El Manifiesto de Cartagena (continuación)
Por otra parte, ¿qué país del mundo, por morigerado y republicano que sea, podrá, en
medio de las facciones intestinas y de una guerra exterior, regirse por un gobierno tan
complicado y débil como el federal? No es posible conservarlo en el tumulto de los
combates y de los partidos. Es preciso que el Gobierno se identifique, por decirlo así, el
carácter de las circunstancias, de los tiempos y de los hombres que lo rodean . Si éstos
son prósperos y serenos, él debe ser dulce y protector; pero si con calamitosos y
turbulentos, él debe mostrarse terrible y armarse de una firmeza igual a los peligros, sin
atender a las leyes, ni constituciones, ínterin no se restablece la felicidad y la paz.
Caracas tuvo mucho que padecer por defecto de la confederación, que lejos de
socorrerla le agotó sus caudales y pertrechos; y cuando vino el peligro la abandonó a su
suerte, sin auxiliarla con el menor contingente. Además, le aumentó sus embarazos
habiéndose empeñado una competencia entre el poder federal y el provincial, que dio
lugar a que los enemigos llegasen al corazón del Estado, antes que se resolviese la
cuestión de si deberían salir las tropas federales o provinciales, o rechazarlos cuando ya
tenían ocupada una gran porción de la Provincia. Esta fatal contestación produjo una
demora que fue terrible para nuestras armas. Pues las derrotaron en San Carlos sin que
les llegasen los refuerzos que esperaban para vencer.
Yo soy de sentir que mientras no centralicemos nuestros gobiernos americanos, los
enemigos obtendrán las más completas ventajas; seremos indefectiblemente envueltos
en los horrores de las disensiones civiles, y conquistados vilipendiosamente por ese
puñado de bandidos que infestan nuestras comarcas.
Las elecciones populares hechas por los rústicos del campo y por los intrigantes
moradores de las ciudades, añaden un obstáculo más a la práctica de la federación entre
nosotros, porque los unos son tan ignorantes que hacen sus votaciones maquinalmente,
y los otros tan ambiciosos que todo lo convierten en facción; por lo que jamás se vio en
Venezuela una votación libre y acertada, lo que ponía al gobierno en manos de hombres
ya desafectos a la causa, ya ineptos, ya inmorales. El espíritu de partido decidía en todo,
y por consiguiente nos desorganizó más de lo que las circunstancias hicieron. Nuestra
división, y no las armas españolas, nos tornó a la esclavitud.

**Conjunto de tareas**
• A. Según el manifiesto, ¿qué tres clases de hombres quedaban al frente del gobierno a causa de las elecciones populares?
• B. Transcribe del manifiesto el pasaje que comienza con "Las elecciones populares" y sigue hasta "a la esclavitud.".

**Líneas de datos**
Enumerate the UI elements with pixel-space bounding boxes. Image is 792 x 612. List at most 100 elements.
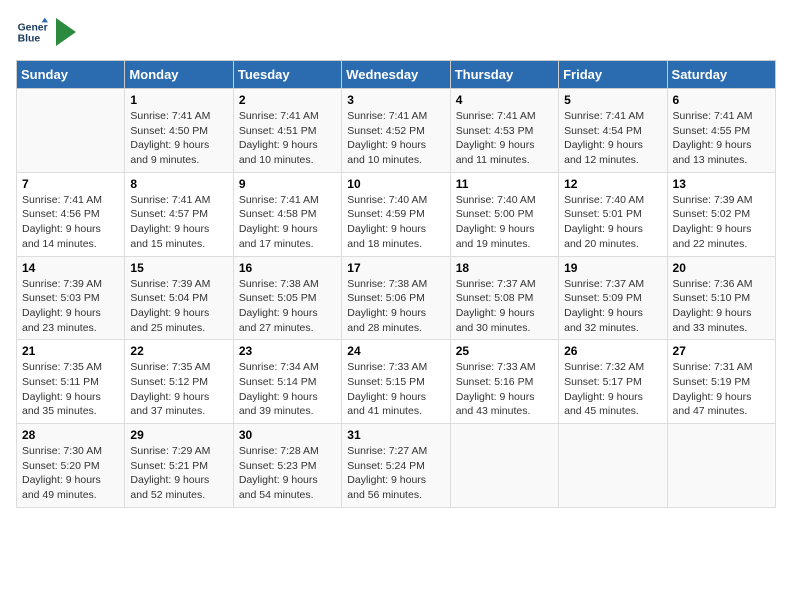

**Respuestas dadas**
• A. Desafectos a la causa, ineptos e inmorales.

• B.
Las elecciones populares hechas por los rústicos del campo y por los intrigantes
moradores de las ciudades, añaden un obstáculo más a la práctica de la federación entre
nosotros, porque los unos son tan ignorantes que hacen sus votaciones maquinalmente,
y los otros tan ambiciosos que todo lo convierten en facción; por lo que jamás se vio en
Venezuela una votación libre y acertada, lo que ponía al gobierno en manos de hombres
ya desafectos a la causa, ya ineptos, ya inmorales. El espíritu de partido decidía en todo,
y por consiguiente nos desorganizó más de lo que las circunstancias hicieron. Nuestra
división, y no las armas españolas, nos tornó a la esclavitud.